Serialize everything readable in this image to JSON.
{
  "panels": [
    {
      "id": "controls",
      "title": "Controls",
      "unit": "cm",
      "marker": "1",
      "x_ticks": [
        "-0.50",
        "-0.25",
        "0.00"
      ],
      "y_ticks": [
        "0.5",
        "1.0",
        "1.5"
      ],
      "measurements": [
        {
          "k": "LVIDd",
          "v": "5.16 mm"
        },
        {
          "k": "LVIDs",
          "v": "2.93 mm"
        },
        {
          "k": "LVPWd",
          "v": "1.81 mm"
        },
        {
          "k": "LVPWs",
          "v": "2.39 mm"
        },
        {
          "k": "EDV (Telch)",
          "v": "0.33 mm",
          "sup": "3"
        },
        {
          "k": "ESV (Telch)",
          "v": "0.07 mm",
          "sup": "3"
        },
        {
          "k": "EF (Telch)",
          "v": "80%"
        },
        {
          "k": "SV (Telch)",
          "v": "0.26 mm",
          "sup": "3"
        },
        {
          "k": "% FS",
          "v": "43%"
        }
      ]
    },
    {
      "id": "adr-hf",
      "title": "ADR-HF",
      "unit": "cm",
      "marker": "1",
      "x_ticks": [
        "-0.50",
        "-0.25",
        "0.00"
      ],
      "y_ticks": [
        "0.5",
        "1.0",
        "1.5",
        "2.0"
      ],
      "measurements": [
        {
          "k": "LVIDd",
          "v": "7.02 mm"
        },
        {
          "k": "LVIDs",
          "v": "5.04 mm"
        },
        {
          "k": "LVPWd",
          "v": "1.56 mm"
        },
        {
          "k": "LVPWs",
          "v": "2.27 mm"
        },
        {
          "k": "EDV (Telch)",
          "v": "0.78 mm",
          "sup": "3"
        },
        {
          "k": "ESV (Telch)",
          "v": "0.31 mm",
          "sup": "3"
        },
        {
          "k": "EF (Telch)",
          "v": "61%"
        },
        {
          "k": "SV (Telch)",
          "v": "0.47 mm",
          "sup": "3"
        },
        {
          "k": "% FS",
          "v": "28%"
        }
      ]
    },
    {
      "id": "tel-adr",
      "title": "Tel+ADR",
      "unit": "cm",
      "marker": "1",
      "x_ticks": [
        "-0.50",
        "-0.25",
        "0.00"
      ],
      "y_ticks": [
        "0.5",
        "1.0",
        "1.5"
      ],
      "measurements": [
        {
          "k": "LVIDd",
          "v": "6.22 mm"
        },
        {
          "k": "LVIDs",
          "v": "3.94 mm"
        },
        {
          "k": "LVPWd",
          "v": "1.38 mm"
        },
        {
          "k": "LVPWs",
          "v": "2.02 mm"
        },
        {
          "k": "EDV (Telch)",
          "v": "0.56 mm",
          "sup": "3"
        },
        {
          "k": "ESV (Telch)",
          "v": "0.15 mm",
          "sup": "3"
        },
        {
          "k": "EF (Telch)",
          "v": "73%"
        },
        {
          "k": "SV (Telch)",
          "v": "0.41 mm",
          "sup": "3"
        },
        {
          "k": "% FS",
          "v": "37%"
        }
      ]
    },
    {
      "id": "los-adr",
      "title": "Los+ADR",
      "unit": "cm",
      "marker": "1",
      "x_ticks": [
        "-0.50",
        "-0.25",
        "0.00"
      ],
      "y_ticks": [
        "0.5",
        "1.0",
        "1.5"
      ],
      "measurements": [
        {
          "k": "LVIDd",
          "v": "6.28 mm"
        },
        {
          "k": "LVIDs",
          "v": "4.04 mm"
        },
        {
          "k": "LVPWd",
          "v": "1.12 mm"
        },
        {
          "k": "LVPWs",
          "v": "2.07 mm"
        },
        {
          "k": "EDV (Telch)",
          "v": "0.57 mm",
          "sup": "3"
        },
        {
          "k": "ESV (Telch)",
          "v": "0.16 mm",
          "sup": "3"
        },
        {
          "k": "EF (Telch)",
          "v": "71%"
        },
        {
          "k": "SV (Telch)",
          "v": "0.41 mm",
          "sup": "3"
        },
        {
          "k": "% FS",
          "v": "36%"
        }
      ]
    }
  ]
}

- Instructions for the task
For each line above that contains the word "title", copy that line.

- Completed exercise
      "title": "Controls",
      "title": "ADR-HF",
      "title": "Tel+ADR",
      "title": "Los+ADR",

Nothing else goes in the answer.